* _YOUR OBJECTIVE_
Pictures do not belong in the copy; restate the records below word for word.

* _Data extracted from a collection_
= = = = =

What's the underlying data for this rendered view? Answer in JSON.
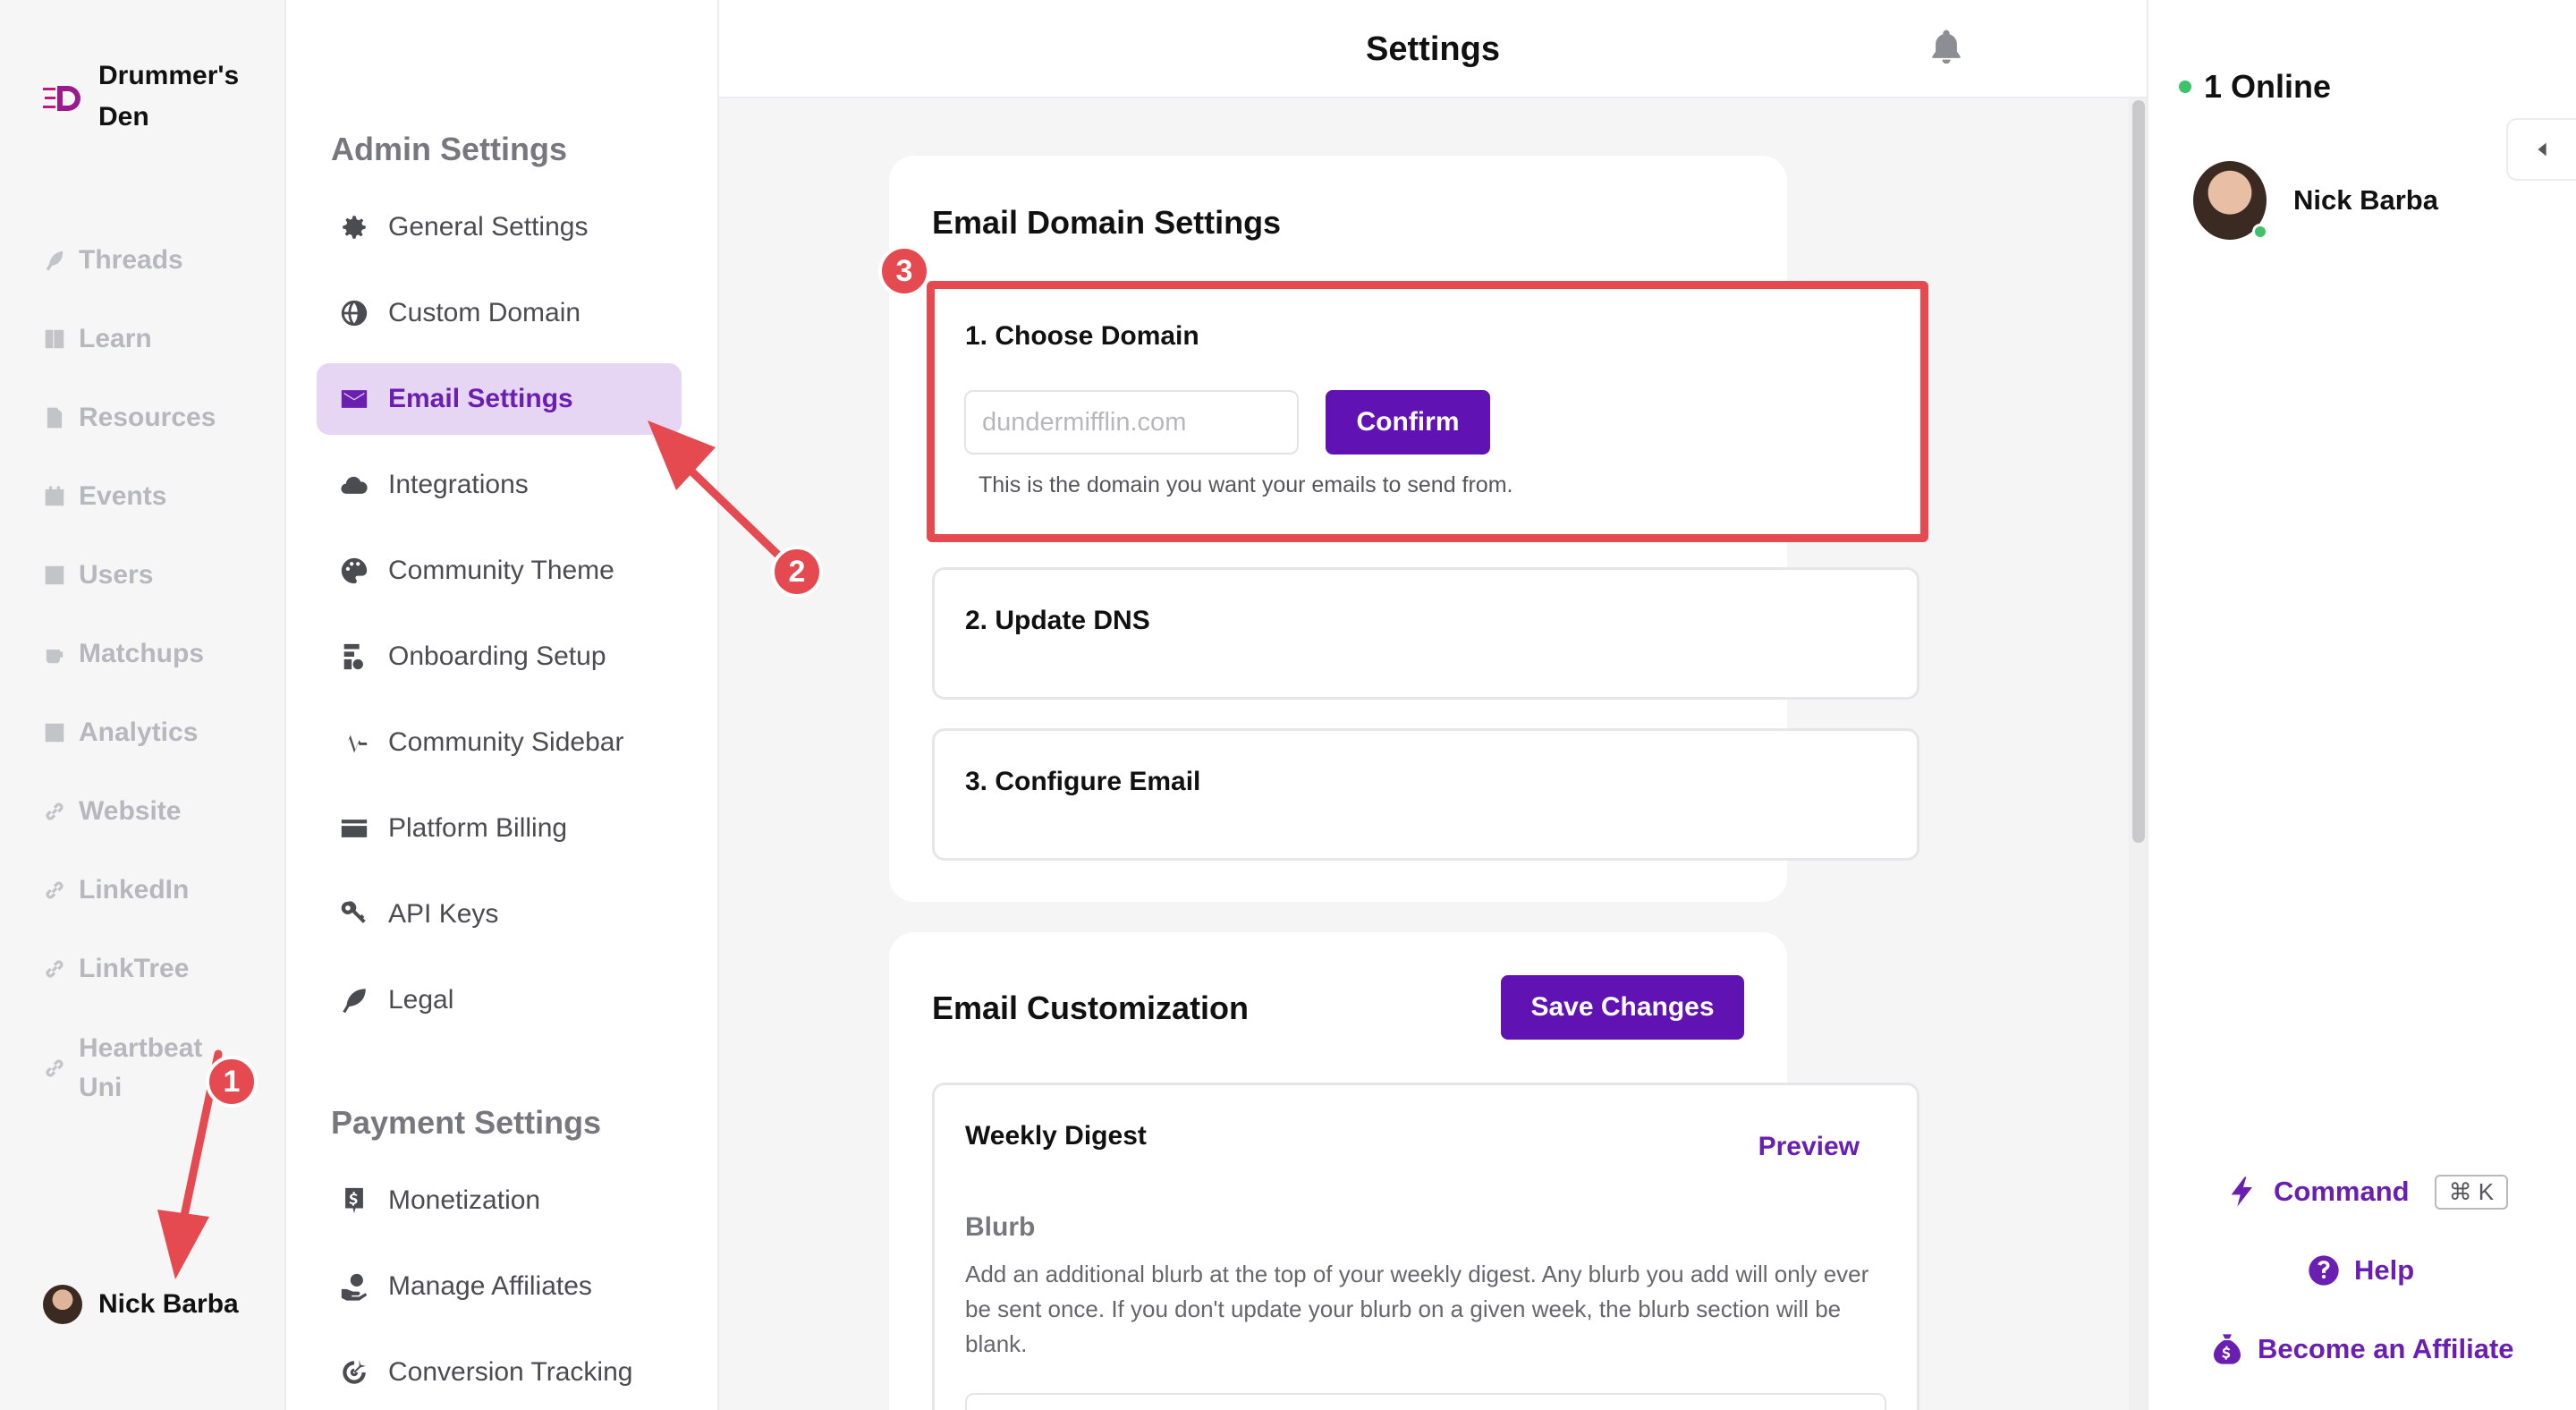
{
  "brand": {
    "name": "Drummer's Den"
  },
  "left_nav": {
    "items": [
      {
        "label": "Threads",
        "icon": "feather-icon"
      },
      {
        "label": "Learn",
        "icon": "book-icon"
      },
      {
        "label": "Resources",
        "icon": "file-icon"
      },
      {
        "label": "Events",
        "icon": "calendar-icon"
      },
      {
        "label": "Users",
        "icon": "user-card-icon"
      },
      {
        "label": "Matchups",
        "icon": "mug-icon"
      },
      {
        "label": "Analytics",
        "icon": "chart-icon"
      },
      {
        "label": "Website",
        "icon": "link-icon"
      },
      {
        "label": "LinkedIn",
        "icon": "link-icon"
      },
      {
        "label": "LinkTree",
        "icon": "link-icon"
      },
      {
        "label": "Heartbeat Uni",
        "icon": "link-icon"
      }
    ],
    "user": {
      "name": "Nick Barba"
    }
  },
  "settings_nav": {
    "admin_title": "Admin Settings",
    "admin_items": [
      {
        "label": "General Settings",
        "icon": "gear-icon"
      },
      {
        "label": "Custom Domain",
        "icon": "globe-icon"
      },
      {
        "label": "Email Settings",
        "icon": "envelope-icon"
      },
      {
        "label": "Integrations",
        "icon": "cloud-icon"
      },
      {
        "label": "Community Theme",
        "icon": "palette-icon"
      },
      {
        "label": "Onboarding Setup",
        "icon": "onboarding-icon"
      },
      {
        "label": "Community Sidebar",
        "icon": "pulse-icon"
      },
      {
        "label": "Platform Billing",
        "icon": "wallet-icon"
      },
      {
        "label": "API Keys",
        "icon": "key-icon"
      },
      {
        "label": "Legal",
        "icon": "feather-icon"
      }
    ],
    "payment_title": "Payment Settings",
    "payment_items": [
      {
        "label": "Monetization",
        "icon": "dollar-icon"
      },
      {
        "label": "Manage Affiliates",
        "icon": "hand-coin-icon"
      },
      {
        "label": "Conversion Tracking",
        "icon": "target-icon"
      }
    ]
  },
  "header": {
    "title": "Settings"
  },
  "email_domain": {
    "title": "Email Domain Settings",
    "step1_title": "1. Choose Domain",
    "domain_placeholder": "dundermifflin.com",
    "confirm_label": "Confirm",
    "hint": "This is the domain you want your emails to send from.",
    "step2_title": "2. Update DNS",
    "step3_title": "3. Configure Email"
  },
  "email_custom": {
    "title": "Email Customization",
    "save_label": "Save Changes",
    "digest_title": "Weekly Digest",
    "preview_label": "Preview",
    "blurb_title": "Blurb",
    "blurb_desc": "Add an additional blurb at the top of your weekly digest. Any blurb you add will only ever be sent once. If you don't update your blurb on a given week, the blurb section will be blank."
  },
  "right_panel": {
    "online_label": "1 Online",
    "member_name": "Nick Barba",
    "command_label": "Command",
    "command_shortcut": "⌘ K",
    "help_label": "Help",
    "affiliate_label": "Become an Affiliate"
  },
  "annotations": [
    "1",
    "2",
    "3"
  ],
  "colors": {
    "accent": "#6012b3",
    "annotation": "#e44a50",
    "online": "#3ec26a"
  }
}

= = = = =

* _ANSWER TO THIS TASK_
What's the underlying data for this rendered view? Answer in JSON.
{
  "brand": {
    "name": "Drummer's Den"
  },
  "left_nav": {
    "items": [
      {
        "label": "Threads",
        "icon": "feather-icon"
      },
      {
        "label": "Learn",
        "icon": "book-icon"
      },
      {
        "label": "Resources",
        "icon": "file-icon"
      },
      {
        "label": "Events",
        "icon": "calendar-icon"
      },
      {
        "label": "Users",
        "icon": "user-card-icon"
      },
      {
        "label": "Matchups",
        "icon": "mug-icon"
      },
      {
        "label": "Analytics",
        "icon": "chart-icon"
      },
      {
        "label": "Website",
        "icon": "link-icon"
      },
      {
        "label": "LinkedIn",
        "icon": "link-icon"
      },
      {
        "label": "LinkTree",
        "icon": "link-icon"
      },
      {
        "label": "Heartbeat Uni",
        "icon": "link-icon"
      }
    ],
    "user": {
      "name": "Nick Barba"
    }
  },
  "settings_nav": {
    "admin_title": "Admin Settings",
    "admin_items": [
      {
        "label": "General Settings",
        "icon": "gear-icon"
      },
      {
        "label": "Custom Domain",
        "icon": "globe-icon"
      },
      {
        "label": "Email Settings",
        "icon": "envelope-icon"
      },
      {
        "label": "Integrations",
        "icon": "cloud-icon"
      },
      {
        "label": "Community Theme",
        "icon": "palette-icon"
      },
      {
        "label": "Onboarding Setup",
        "icon": "onboarding-icon"
      },
      {
        "label": "Community Sidebar",
        "icon": "pulse-icon"
      },
      {
        "label": "Platform Billing",
        "icon": "wallet-icon"
      },
      {
        "label": "API Keys",
        "icon": "key-icon"
      },
      {
        "label": "Legal",
        "icon": "feather-icon"
      }
    ],
    "payment_title": "Payment Settings",
    "payment_items": [
      {
        "label": "Monetization",
        "icon": "dollar-icon"
      },
      {
        "label": "Manage Affiliates",
        "icon": "hand-coin-icon"
      },
      {
        "label": "Conversion Tracking",
        "icon": "target-icon"
      }
    ]
  },
  "header": {
    "title": "Settings"
  },
  "email_domain": {
    "title": "Email Domain Settings",
    "step1_title": "1. Choose Domain",
    "domain_placeholder": "dundermifflin.com",
    "confirm_label": "Confirm",
    "hint": "This is the domain you want your emails to send from.",
    "step2_title": "2. Update DNS",
    "step3_title": "3. Configure Email"
  },
  "email_custom": {
    "title": "Email Customization",
    "save_label": "Save Changes",
    "digest_title": "Weekly Digest",
    "preview_label": "Preview",
    "blurb_title": "Blurb",
    "blurb_desc": "Add an additional blurb at the top of your weekly digest. Any blurb you add will only ever be sent once. If you don't update your blurb on a given week, the blurb section will be blank."
  },
  "right_panel": {
    "online_label": "1 Online",
    "member_name": "Nick Barba",
    "command_label": "Command",
    "command_shortcut": "⌘ K",
    "help_label": "Help",
    "affiliate_label": "Become an Affiliate"
  },
  "annotations": [
    "1",
    "2",
    "3"
  ],
  "colors": {
    "accent": "#6012b3",
    "annotation": "#e44a50",
    "online": "#3ec26a"
  }
}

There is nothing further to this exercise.